(Recorded data)
________
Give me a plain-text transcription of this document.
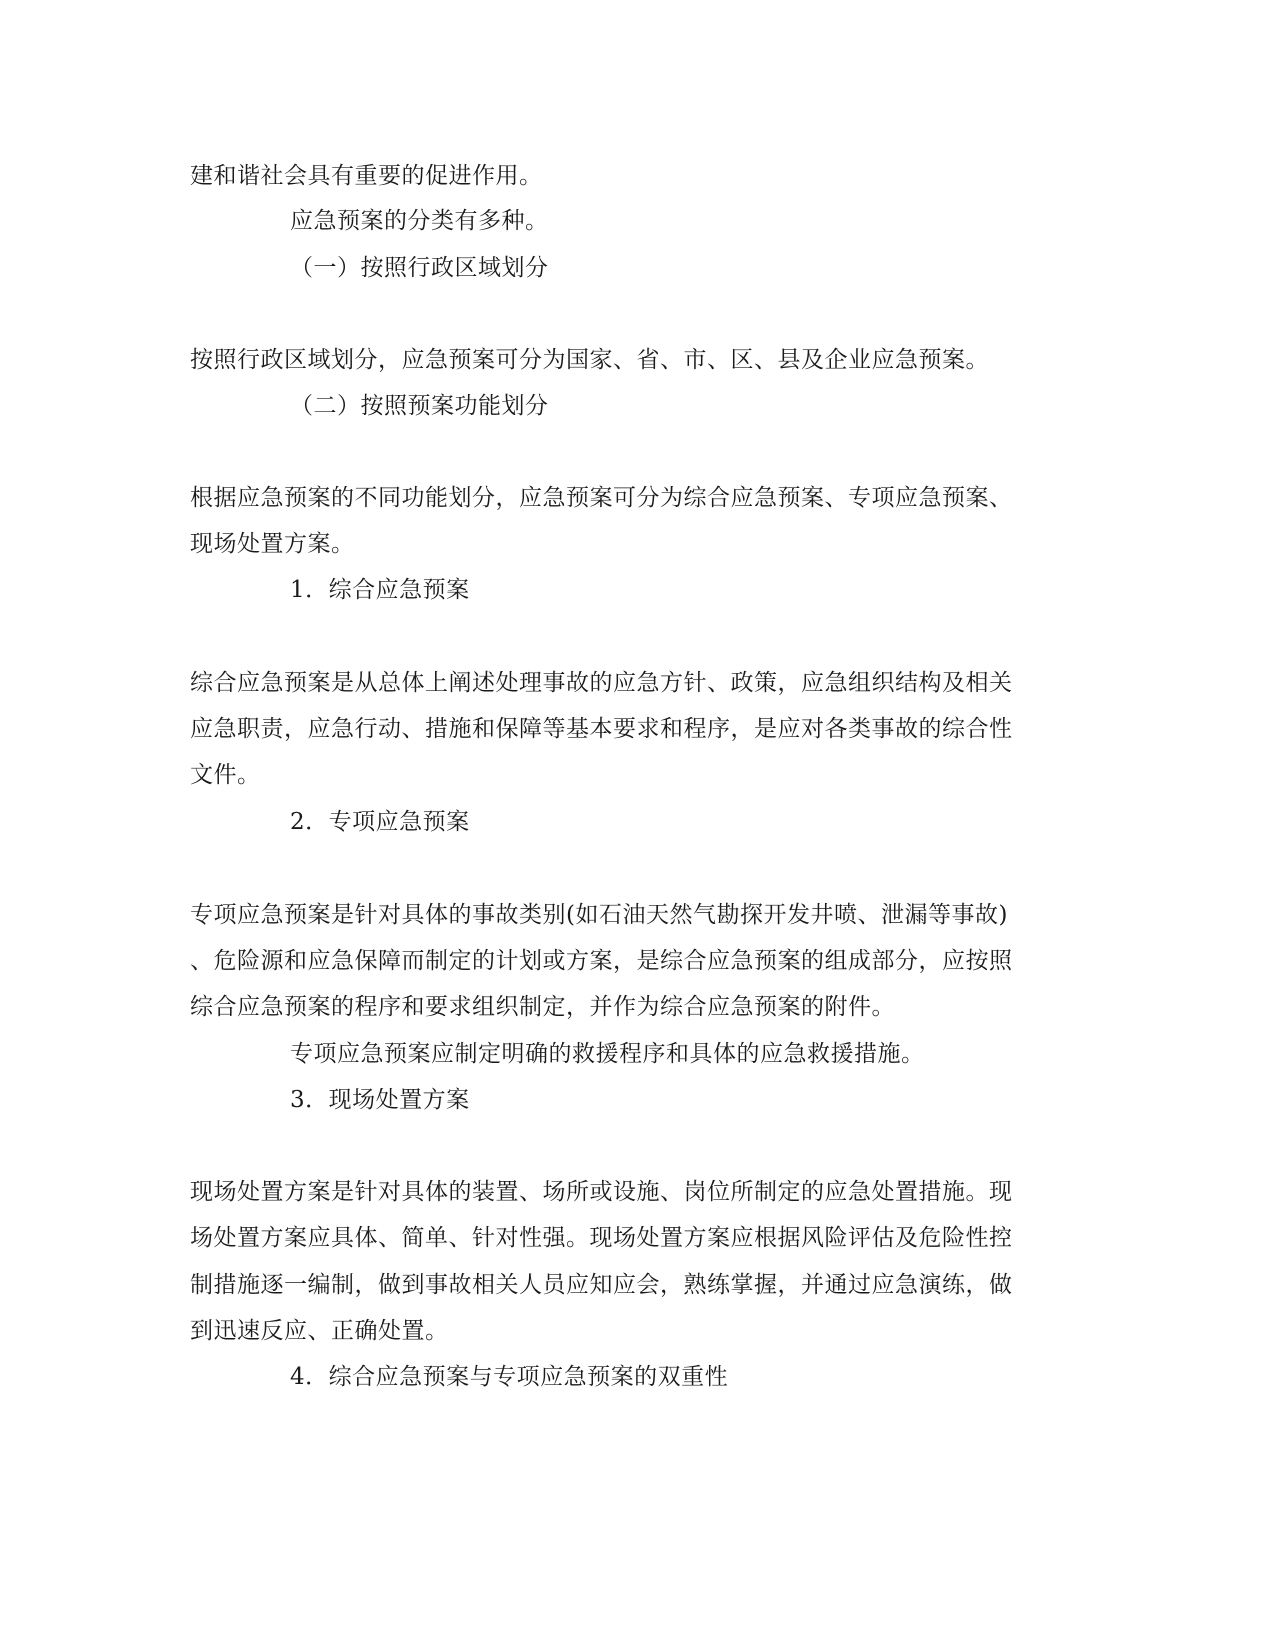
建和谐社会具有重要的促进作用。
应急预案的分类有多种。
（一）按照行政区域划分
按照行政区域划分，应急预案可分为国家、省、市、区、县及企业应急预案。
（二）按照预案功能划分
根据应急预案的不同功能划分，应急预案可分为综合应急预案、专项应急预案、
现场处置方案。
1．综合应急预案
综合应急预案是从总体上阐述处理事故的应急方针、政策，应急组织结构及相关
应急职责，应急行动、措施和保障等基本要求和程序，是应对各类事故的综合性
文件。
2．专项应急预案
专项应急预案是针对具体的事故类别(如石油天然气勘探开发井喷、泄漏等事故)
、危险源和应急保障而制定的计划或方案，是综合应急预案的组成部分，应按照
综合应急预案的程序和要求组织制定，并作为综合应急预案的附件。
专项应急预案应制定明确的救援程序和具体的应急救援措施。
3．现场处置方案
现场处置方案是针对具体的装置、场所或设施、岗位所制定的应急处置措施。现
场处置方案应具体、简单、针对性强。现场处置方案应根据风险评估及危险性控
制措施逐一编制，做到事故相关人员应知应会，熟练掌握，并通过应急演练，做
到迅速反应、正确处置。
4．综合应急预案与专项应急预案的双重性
________
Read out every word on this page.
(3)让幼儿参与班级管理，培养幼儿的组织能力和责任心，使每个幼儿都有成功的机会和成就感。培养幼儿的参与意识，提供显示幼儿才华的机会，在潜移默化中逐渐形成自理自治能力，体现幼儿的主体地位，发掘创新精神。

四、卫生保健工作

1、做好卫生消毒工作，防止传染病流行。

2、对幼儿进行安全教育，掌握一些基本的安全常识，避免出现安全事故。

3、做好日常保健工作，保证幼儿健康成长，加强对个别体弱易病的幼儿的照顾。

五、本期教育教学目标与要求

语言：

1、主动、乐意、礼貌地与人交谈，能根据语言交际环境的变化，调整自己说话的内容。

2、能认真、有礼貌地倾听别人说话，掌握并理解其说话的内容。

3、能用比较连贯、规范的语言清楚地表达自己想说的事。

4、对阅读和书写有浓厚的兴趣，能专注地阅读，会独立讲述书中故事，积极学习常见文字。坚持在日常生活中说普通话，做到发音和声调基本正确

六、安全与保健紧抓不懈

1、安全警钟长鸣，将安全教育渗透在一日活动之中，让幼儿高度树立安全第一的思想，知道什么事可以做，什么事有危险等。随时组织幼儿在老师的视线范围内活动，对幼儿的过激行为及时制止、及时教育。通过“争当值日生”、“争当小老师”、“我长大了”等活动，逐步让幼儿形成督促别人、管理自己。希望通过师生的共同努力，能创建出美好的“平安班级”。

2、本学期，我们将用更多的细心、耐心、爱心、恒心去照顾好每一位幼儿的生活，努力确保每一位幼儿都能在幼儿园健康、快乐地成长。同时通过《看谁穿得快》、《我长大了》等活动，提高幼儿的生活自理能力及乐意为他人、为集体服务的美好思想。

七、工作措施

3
________
▶ YOUR GOAL
Pick out each line containing "this" and report it.

▶ RESPONSE
Give me a plain-text transcription of this document.
Read out every word on this page.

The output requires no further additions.